§ **Task instructions**
The records underneath are to be repeated exactly, with the pictures left out.

** START Input rows **

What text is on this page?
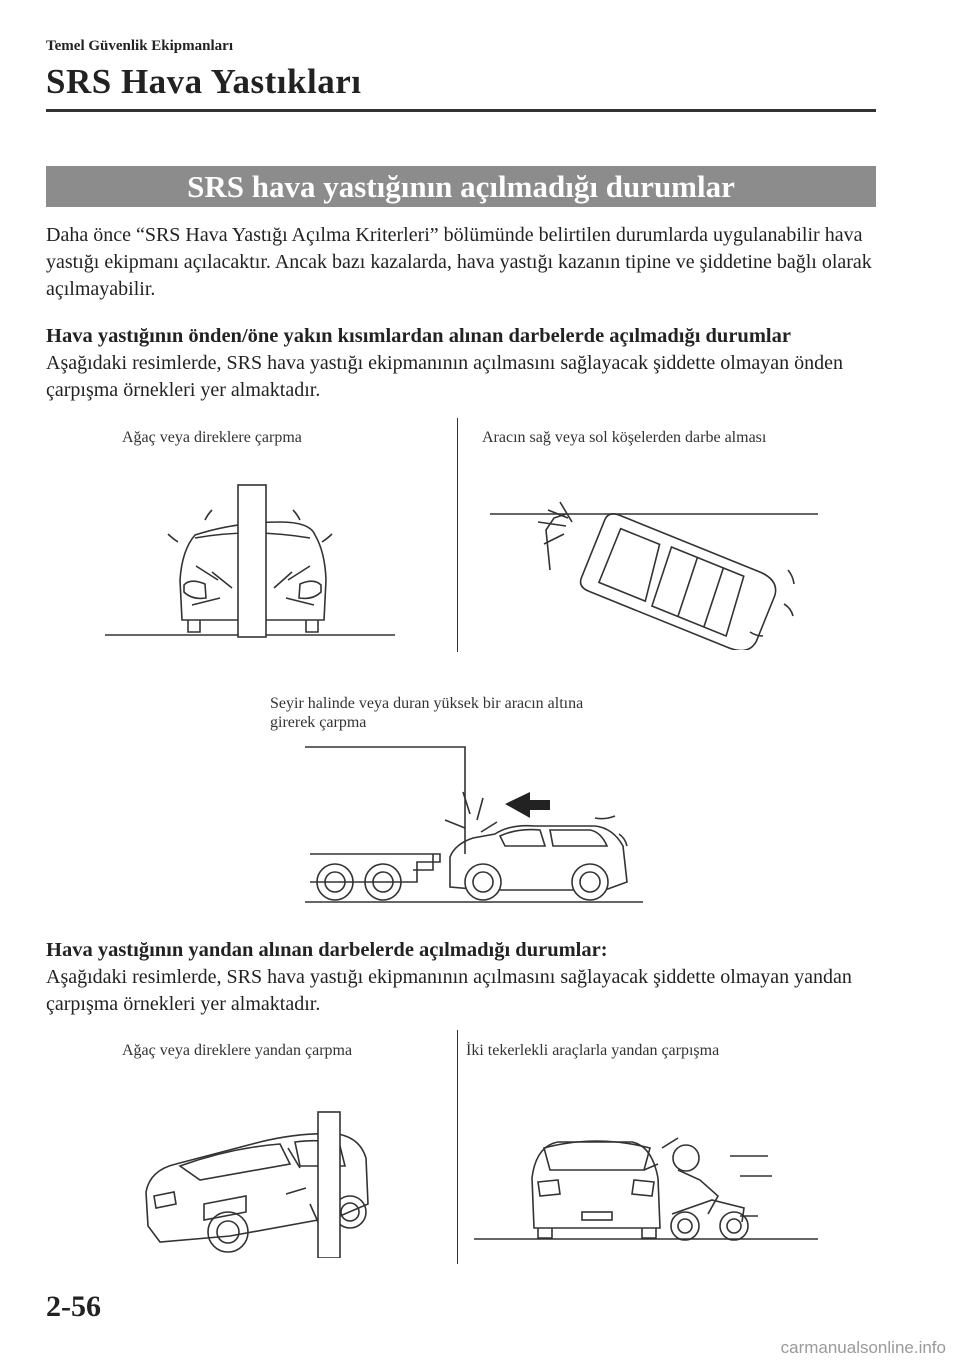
Temel Güvenlik Ekipmanları
SRS Hava Yastıkları
SRS hava yastığının açılmadığı durumlar
Daha önce “SRS Hava Yastığı Açılma Kriterleri” bölümünde belirtilen durumlarda uygulanabilir hava yastığı ekipmanı açılacaktır. Ancak bazı kazalarda, hava yastığı kazanın tipine ve şiddetine bağlı olarak açılmayabilir.
Hava yastığının önden/öne yakın kısımlardan alınan darbelerde açılmadığı durumlar
Aşağıdaki resimlerde, SRS hava yastığı ekipmanının açılmasını sağlayacak şiddette olmayan önden çarpışma örnekleri yer almaktadır.
Ağaç veya direklere çarpma	Aracın sağ veya sol köşelerden darbe alması
Seyir halinde veya duran yüksek bir aracın altına
girerek çarpma
Hava yastığının yandan alınan darbelerde açılmadığı durumlar:
Aşağıdaki resimlerde, SRS hava yastığı ekipmanının açılmasını sağlayacak şiddette olmayan yandan çarpışma örnekleri yer almaktadır.
Ağaç veya direklere yandan çarpma	İki tekerlekli araçlarla yandan çarpışma
2-56
carmanualsonline.info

** END Input rows **

§ **Worked solution**
What text is on this page?
Temel Güvenlik Ekipmanları
SRS Hava Yastıkları
SRS hava yastığının açılmadığı durumlar
Daha önce “SRS Hava Yastığı Açılma Kriterleri” bölümünde belirtilen durumlarda uygulanabilir hava yastığı ekipmanı açılacaktır. Ancak bazı kazalarda, hava yastığı kazanın tipine ve şiddetine bağlı olarak açılmayabilir.
Hava yastığının önden/öne yakın kısımlardan alınan darbelerde açılmadığı durumlar
Aşağıdaki resimlerde, SRS hava yastığı ekipmanının açılmasını sağlayacak şiddette olmayan önden çarpışma örnekleri yer almaktadır.
Ağaç veya direklere çarpma	Aracın sağ veya sol köşelerden darbe alması
Seyir halinde veya duran yüksek bir aracın altına
girerek çarpma
Hava yastığının yandan alınan darbelerde açılmadığı durumlar:
Aşağıdaki resimlerde, SRS hava yastığı ekipmanının açılmasını sağlayacak şiddette olmayan yandan çarpışma örnekleri yer almaktadır.
Ağaç veya direklere yandan çarpma	İki tekerlekli araçlarla yandan çarpışma
2-56
carmanualsonline.info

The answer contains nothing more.